══ Dataset records
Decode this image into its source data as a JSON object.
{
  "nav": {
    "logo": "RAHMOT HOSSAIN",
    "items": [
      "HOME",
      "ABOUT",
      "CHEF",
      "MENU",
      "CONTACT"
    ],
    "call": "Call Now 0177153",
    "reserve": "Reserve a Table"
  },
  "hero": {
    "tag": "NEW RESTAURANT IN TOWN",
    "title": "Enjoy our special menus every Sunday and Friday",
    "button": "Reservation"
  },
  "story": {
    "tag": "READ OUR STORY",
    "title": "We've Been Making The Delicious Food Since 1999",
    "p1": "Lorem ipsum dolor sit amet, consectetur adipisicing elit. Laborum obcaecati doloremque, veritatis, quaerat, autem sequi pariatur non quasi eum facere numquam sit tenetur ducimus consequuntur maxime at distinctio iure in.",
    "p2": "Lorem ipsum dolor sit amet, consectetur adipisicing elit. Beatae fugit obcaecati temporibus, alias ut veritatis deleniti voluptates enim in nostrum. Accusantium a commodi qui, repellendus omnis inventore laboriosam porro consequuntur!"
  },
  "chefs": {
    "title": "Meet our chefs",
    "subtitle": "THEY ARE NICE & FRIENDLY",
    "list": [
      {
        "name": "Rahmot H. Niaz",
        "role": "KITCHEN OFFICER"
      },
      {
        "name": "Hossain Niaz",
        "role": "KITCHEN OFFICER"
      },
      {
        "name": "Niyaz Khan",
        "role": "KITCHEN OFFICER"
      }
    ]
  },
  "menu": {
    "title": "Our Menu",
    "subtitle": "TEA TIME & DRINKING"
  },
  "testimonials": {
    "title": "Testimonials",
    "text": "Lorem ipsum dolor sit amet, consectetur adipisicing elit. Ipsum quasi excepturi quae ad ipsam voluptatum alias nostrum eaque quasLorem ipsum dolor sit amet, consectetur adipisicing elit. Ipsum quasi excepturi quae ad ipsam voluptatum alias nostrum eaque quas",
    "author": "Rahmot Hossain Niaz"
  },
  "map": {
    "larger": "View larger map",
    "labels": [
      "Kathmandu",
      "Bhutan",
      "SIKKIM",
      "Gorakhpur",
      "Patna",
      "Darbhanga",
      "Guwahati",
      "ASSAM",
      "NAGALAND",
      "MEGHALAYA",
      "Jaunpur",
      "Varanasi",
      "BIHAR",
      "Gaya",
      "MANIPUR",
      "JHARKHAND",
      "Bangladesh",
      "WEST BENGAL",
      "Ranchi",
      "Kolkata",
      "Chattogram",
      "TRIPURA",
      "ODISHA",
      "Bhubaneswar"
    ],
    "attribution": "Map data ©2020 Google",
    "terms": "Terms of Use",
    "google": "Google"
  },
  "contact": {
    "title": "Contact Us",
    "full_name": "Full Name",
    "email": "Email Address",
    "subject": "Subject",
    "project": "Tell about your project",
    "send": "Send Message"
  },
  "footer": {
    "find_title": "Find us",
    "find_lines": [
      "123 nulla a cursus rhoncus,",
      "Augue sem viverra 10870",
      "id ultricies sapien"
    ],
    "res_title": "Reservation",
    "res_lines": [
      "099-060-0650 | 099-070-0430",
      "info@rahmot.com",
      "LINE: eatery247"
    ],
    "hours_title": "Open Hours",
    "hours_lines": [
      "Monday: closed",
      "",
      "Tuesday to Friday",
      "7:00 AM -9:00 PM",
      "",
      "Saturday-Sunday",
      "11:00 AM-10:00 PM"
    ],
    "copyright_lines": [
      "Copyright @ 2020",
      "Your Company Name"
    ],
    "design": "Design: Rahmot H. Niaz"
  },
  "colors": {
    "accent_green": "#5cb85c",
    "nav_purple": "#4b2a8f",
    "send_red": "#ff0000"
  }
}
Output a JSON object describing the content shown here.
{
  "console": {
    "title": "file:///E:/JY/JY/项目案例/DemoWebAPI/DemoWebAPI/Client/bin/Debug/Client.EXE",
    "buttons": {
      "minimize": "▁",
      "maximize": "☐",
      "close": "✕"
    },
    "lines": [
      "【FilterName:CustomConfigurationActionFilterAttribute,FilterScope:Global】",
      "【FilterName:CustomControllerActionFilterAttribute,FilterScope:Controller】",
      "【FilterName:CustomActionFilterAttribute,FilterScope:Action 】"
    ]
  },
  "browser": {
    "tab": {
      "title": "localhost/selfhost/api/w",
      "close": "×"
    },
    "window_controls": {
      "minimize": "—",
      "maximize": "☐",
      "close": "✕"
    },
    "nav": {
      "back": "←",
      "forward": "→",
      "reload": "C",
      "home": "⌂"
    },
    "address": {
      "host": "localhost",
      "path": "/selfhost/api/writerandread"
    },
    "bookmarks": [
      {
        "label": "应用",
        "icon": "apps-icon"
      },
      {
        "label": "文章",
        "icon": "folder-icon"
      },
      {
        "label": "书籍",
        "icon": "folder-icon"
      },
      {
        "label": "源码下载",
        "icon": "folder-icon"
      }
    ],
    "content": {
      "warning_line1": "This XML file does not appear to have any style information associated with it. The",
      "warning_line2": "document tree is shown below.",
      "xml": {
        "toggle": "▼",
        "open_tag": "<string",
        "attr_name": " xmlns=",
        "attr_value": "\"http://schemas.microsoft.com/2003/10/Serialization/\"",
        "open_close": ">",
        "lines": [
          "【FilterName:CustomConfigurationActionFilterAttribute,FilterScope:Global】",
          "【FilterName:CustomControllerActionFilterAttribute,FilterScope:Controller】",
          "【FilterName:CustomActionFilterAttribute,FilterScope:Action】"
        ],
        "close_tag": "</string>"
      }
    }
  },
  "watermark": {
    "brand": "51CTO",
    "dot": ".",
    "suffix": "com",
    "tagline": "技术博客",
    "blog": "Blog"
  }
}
════
Given exercise: Each line of the material above must be retyped precisely.

Result:
Decode this image into its source data as a JSON object.
{
  "nav": {
    "logo": "RAHMOT HOSSAIN",
    "items": [
      "HOME",
      "ABOUT",
      "CHEF",
      "MENU",
      "CONTACT"
    ],
    "call": "Call Now 0177153",
    "reserve": "Reserve a Table"
  },
  "hero": {
    "tag": "NEW RESTAURANT IN TOWN",
    "title": "Enjoy our special menus every Sunday and Friday",
    "button": "Reservation"
  },
  "story": {
    "tag": "READ OUR STORY",
    "title": "We've Been Making The Delicious Food Since 1999",
    "p1": "Lorem ipsum dolor sit amet, consectetur adipisicing elit. Laborum obcaecati doloremque, veritatis, quaerat, autem sequi pariatur non quasi eum facere numquam sit tenetur ducimus consequuntur maxime at distinctio iure in.",
    "p2": "Lorem ipsum dolor sit amet, consectetur adipisicing elit. Beatae fugit obcaecati temporibus, alias ut veritatis deleniti voluptates enim in nostrum. Accusantium a commodi qui, repellendus omnis inventore laboriosam porro consequuntur!"
  },
  "chefs": {
    "title": "Meet our chefs",
    "subtitle": "THEY ARE NICE & FRIENDLY",
    "list": [
      {
        "name": "Rahmot H. Niaz",
        "role": "KITCHEN OFFICER"
      },
      {
        "name": "Hossain Niaz",
        "role": "KITCHEN OFFICER"
      },
      {
        "name": "Niyaz Khan",
        "role": "KITCHEN OFFICER"
      }
    ]
  },
  "menu": {
    "title": "Our Menu",
    "subtitle": "TEA TIME & DRINKING"
  },
  "testimonials": {
    "title": "Testimonials",
    "text": "Lorem ipsum dolor sit amet, consectetur adipisicing elit. Ipsum quasi excepturi quae ad ipsam voluptatum alias nostrum eaque quasLorem ipsum dolor sit amet, consectetur adipisicing elit. Ipsum quasi excepturi quae ad ipsam voluptatum alias nostrum eaque quas",
    "author": "Rahmot Hossain Niaz"
  },
  "map": {
    "larger": "View larger map",
    "labels": [
      "Kathmandu",
      "Bhutan",
      "SIKKIM",
      "Gorakhpur",
      "Patna",
      "Darbhanga",
      "Guwahati",
      "ASSAM",
      "NAGALAND",
      "MEGHALAYA",
      "Jaunpur",
      "Varanasi",
      "BIHAR",
      "Gaya",
      "MANIPUR",
      "JHARKHAND",
      "Bangladesh",
      "WEST BENGAL",
      "Ranchi",
      "Kolkata",
      "Chattogram",
      "TRIPURA",
      "ODISHA",
      "Bhubaneswar"
    ],
    "attribution": "Map data ©2020 Google",
    "terms": "Terms of Use",
    "google": "Google"
  },
  "contact": {
    "title": "Contact Us",
    "full_name": "Full Name",
    "email": "Email Address",
    "subject": "Subject",
    "project": "Tell about your project",
    "send": "Send Message"
  },
  "footer": {
    "find_title": "Find us",
    "find_lines": [
      "123 nulla a cursus rhoncus,",
      "Augue sem viverra 10870",
      "id ultricies sapien"
    ],
    "res_title": "Reservation",
    "res_lines": [
      "099-060-0650 | 099-070-0430",
      "info@rahmot.com",
      "LINE: eatery247"
    ],
    "hours_title": "Open Hours",
    "hours_lines": [
      "Monday: closed",
      "",
      "Tuesday to Friday",
      "7:00 AM -9:00 PM",
      "",
      "Saturday-Sunday",
      "11:00 AM-10:00 PM"
    ],
    "copyright_lines": [
      "Copyright @ 2020",
      "Your Company Name"
    ],
    "design": "Design: Rahmot H. Niaz"
  },
  "colors": {
    "accent_green": "#5cb85c",
    "nav_purple": "#4b2a8f",
    "send_red": "#ff0000"
  }
}
Output a JSON object describing the content shown here.
{
  "console": {
    "title": "file:///E:/JY/JY/项目案例/DemoWebAPI/DemoWebAPI/Client/bin/Debug/Client.EXE",
    "buttons": {
      "minimize": "▁",
      "maximize": "☐",
      "close": "✕"
    },
    "lines": [
      "【FilterName:CustomConfigurationActionFilterAttribute,FilterScope:Global】",
      "【FilterName:CustomControllerActionFilterAttribute,FilterScope:Controller】",
      "【FilterName:CustomActionFilterAttribute,FilterScope:Action 】"
    ]
  },
  "browser": {
    "tab": {
      "title": "localhost/selfhost/api/w",
      "close": "×"
    },
    "window_controls": {
      "minimize": "—",
      "maximize": "☐",
      "close": "✕"
    },
    "nav": {
      "back": "←",
      "forward": "→",
      "reload": "C",
      "home": "⌂"
    },
    "address": {
      "host": "localhost",
      "path": "/selfhost/api/writerandread"
    },
    "bookmarks": [
      {
        "label": "应用",
        "icon": "apps-icon"
      },
      {
        "label": "文章",
        "icon": "folder-icon"
      },
      {
        "label": "书籍",
        "icon": "folder-icon"
      },
      {
        "label": "源码下载",
        "icon": "folder-icon"
      }
    ],
    "content": {
      "warning_line1": "This XML file does not appear to have any style information associated with it. The",
      "warning_line2": "document tree is shown below.",
      "xml": {
        "toggle": "▼",
        "open_tag": "<string",
        "attr_name": " xmlns=",
        "attr_value": "\"http://schemas.microsoft.com/2003/10/Serialization/\"",
        "open_close": ">",
        "lines": [
          "【FilterName:CustomConfigurationActionFilterAttribute,FilterScope:Global】",
          "【FilterName:CustomControllerActionFilterAttribute,FilterScope:Controller】",
          "【FilterName:CustomActionFilterAttribute,FilterScope:Action】"
        ],
        "close_tag": "</string>"
      }
    }
  },
  "watermark": {
    "brand": "51CTO",
    "dot": ".",
    "suffix": "com",
    "tagline": "技术博客",
    "blog": "Blog"
  }
}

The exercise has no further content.